═══ Supplied data ═══
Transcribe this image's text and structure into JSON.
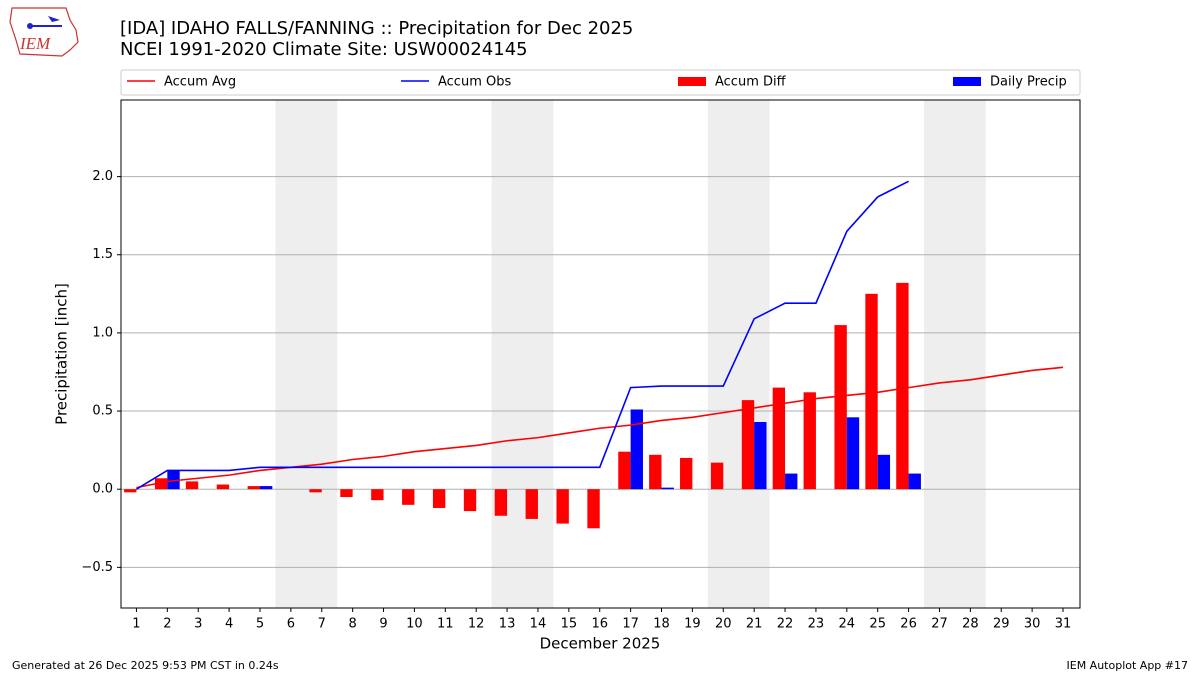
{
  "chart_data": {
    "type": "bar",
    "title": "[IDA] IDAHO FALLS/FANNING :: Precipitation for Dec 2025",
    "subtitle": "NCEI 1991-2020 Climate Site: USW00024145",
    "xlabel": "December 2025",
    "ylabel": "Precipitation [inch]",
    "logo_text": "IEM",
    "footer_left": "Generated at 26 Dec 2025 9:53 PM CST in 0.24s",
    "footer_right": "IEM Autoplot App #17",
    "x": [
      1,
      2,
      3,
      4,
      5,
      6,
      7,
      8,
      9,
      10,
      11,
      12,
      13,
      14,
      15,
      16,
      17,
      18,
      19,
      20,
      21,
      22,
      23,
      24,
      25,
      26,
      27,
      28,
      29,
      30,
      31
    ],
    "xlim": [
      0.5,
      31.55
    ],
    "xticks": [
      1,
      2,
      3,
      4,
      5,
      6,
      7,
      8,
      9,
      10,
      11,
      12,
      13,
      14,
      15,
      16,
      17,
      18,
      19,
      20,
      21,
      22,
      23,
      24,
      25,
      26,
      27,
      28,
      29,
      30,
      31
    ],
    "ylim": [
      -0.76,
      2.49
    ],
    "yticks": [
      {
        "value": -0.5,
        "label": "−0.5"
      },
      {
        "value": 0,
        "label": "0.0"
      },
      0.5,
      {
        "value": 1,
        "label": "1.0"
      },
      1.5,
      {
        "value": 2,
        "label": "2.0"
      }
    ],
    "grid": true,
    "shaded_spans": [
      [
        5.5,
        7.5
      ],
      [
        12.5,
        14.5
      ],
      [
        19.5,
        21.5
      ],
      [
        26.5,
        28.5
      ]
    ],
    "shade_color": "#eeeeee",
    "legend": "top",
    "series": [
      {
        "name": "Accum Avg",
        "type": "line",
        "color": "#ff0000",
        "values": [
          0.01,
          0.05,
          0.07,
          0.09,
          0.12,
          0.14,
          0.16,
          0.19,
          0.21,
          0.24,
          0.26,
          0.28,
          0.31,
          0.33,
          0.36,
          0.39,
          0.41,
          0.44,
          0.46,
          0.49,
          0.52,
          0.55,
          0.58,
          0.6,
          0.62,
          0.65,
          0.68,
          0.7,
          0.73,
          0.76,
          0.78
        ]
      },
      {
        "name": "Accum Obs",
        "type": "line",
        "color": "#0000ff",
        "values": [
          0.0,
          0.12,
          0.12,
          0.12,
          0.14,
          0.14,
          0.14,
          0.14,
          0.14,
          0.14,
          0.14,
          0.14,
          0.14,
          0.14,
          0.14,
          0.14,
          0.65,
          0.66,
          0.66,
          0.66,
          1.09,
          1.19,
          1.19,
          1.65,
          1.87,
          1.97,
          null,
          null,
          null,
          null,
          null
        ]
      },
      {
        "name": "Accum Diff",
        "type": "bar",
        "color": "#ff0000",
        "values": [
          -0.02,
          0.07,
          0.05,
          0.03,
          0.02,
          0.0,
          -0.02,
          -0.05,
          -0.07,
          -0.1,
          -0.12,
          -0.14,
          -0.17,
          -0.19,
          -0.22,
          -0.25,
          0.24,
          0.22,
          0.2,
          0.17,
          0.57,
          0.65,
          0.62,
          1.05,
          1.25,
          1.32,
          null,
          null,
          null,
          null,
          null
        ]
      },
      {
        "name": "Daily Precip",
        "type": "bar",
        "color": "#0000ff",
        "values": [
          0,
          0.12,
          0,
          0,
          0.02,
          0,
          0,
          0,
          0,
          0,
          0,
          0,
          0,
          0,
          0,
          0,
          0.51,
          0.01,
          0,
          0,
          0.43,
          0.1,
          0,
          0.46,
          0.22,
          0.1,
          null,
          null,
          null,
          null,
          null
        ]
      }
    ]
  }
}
═══
═══ Supplied data ═══
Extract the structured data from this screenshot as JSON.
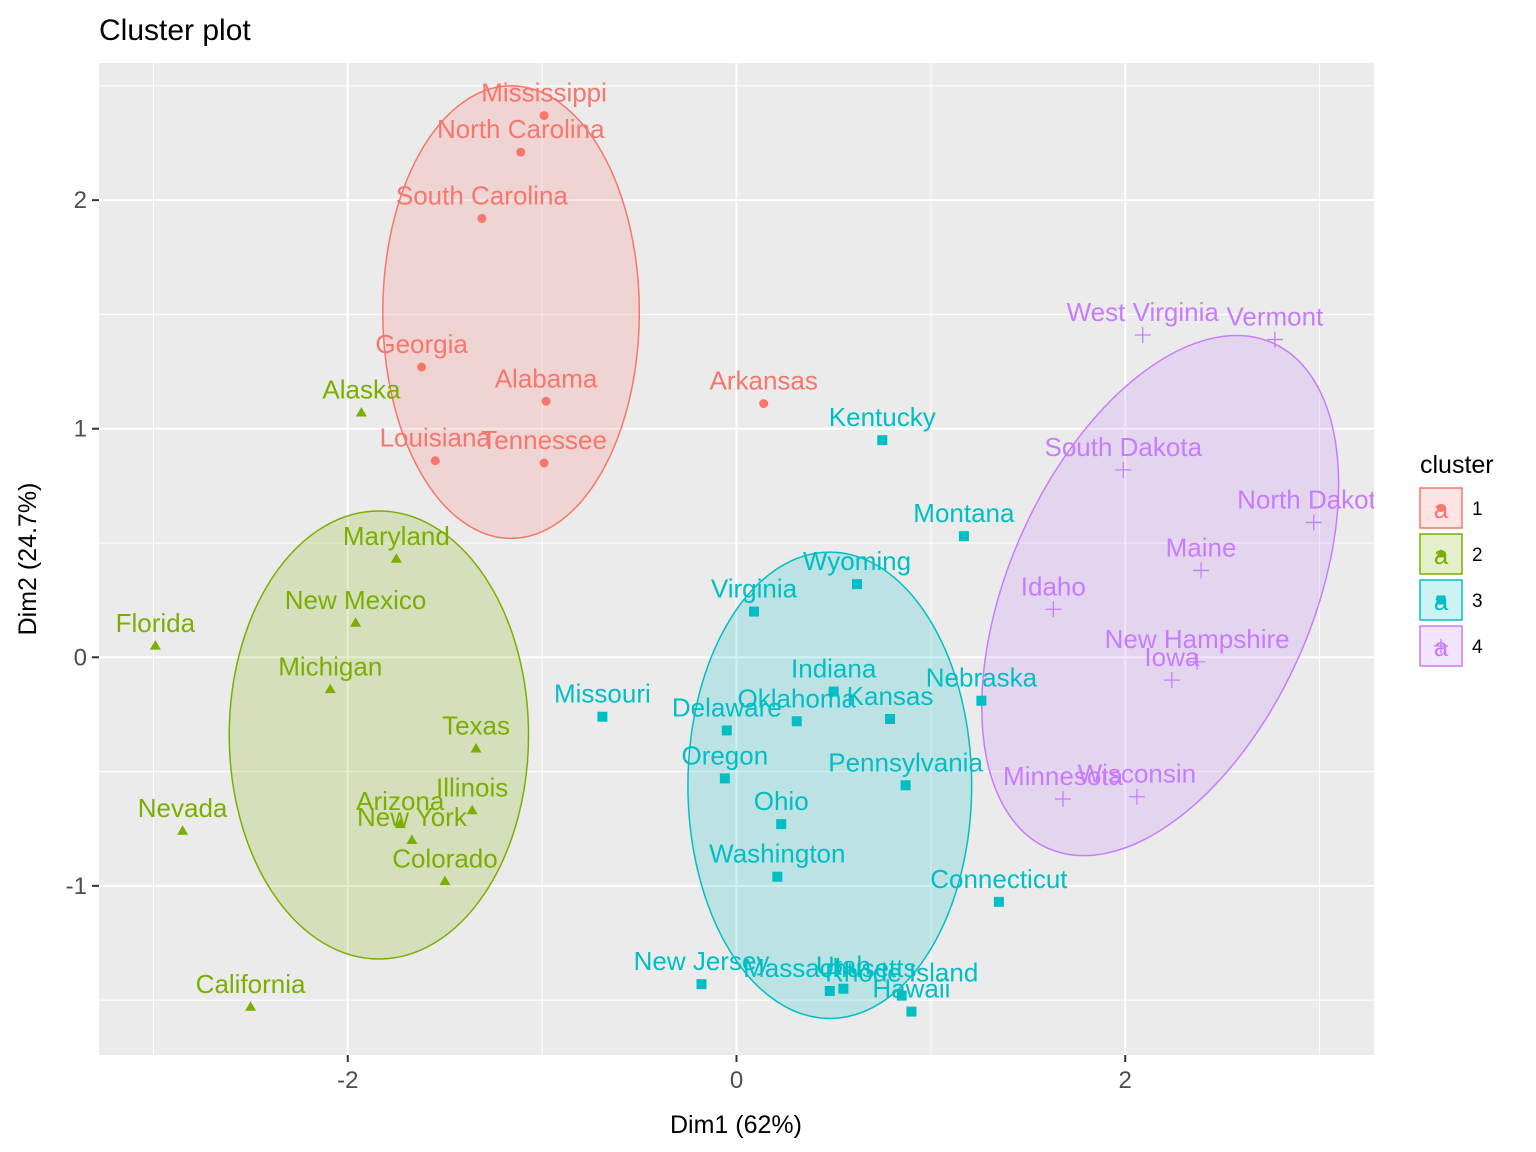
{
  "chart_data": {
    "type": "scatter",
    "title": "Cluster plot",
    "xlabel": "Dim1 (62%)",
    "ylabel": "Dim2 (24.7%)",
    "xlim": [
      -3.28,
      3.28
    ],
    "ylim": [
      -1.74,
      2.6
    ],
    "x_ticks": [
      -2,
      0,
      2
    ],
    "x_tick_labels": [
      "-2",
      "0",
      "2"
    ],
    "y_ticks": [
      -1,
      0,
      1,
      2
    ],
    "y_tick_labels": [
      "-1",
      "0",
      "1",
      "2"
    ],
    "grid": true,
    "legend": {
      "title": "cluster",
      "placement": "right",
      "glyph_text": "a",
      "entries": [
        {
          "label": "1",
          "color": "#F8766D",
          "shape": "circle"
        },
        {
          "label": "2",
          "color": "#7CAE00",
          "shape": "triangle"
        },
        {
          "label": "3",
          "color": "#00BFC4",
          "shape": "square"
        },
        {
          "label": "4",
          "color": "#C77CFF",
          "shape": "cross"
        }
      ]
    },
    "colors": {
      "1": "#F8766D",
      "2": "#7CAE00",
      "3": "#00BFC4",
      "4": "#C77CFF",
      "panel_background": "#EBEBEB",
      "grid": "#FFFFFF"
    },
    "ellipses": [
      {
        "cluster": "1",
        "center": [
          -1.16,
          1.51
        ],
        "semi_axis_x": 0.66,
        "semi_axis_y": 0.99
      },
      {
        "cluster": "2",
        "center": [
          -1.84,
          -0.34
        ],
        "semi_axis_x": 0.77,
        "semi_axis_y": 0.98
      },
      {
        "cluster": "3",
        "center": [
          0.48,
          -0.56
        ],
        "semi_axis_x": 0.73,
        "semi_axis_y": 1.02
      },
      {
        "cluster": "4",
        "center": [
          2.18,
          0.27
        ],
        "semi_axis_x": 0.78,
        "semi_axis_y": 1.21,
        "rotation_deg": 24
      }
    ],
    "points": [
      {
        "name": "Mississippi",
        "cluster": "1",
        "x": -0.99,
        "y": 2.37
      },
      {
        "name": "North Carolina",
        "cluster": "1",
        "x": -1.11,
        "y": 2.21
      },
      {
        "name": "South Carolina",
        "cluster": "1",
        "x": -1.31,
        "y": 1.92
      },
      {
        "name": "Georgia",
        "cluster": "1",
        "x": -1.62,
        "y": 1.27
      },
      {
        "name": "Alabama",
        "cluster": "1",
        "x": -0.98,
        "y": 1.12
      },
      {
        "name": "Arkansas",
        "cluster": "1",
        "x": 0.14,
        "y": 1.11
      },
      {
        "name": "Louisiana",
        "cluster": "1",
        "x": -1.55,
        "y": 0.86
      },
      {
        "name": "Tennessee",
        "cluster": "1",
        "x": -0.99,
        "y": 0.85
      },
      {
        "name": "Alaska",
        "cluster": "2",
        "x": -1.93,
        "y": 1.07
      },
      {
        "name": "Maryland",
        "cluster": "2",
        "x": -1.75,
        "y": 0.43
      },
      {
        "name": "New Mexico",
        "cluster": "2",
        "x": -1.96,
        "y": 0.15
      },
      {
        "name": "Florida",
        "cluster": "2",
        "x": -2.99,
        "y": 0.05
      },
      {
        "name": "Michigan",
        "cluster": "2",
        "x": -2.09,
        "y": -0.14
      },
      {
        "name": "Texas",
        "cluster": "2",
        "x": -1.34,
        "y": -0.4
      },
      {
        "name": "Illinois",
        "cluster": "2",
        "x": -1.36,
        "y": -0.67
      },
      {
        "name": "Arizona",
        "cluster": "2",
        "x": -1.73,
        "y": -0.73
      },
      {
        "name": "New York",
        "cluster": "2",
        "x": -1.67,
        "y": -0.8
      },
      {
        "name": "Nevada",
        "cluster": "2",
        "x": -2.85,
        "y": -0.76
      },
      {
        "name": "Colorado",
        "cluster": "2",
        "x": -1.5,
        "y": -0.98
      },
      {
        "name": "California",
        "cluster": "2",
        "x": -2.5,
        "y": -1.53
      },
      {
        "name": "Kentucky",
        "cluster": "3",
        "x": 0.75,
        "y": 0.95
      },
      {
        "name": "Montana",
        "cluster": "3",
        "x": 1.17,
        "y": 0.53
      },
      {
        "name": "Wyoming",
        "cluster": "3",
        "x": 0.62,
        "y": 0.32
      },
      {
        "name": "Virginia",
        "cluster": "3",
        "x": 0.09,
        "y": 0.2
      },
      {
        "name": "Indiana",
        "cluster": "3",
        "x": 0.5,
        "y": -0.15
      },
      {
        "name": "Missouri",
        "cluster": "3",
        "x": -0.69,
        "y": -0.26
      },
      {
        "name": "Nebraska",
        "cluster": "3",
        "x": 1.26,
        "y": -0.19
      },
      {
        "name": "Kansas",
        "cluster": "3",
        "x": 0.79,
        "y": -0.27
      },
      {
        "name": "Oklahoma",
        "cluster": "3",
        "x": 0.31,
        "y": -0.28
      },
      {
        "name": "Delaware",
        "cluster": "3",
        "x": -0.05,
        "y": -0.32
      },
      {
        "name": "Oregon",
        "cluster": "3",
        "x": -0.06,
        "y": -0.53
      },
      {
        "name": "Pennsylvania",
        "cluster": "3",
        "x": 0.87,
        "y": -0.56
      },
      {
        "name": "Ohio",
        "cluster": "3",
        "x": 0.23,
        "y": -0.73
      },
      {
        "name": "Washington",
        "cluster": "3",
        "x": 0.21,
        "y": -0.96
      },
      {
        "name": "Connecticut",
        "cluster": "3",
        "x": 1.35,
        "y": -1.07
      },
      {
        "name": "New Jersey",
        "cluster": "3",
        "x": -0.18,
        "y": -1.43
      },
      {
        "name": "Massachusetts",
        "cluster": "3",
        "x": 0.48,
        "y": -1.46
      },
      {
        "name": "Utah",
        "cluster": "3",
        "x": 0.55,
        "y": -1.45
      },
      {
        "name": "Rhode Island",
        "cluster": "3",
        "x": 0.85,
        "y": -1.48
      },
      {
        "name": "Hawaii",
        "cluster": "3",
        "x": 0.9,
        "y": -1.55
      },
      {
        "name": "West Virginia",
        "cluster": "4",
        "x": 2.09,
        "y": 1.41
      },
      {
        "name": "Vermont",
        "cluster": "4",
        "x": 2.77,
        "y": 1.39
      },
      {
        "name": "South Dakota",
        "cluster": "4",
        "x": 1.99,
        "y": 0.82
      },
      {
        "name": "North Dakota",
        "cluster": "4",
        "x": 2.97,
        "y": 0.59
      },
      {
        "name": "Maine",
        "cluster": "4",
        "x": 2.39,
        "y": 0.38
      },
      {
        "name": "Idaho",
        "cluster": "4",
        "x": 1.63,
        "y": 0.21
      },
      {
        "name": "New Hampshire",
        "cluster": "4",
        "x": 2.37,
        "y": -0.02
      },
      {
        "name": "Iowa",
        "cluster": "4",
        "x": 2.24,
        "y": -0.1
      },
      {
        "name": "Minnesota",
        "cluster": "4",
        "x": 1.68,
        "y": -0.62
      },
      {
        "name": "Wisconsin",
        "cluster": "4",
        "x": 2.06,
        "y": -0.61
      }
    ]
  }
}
═══
> [Task to complete]
Pull out all lines from the entries above in which the word "South" appears.

> [Task result]
        "name": "South Carolina",
        "name": "South Dakota",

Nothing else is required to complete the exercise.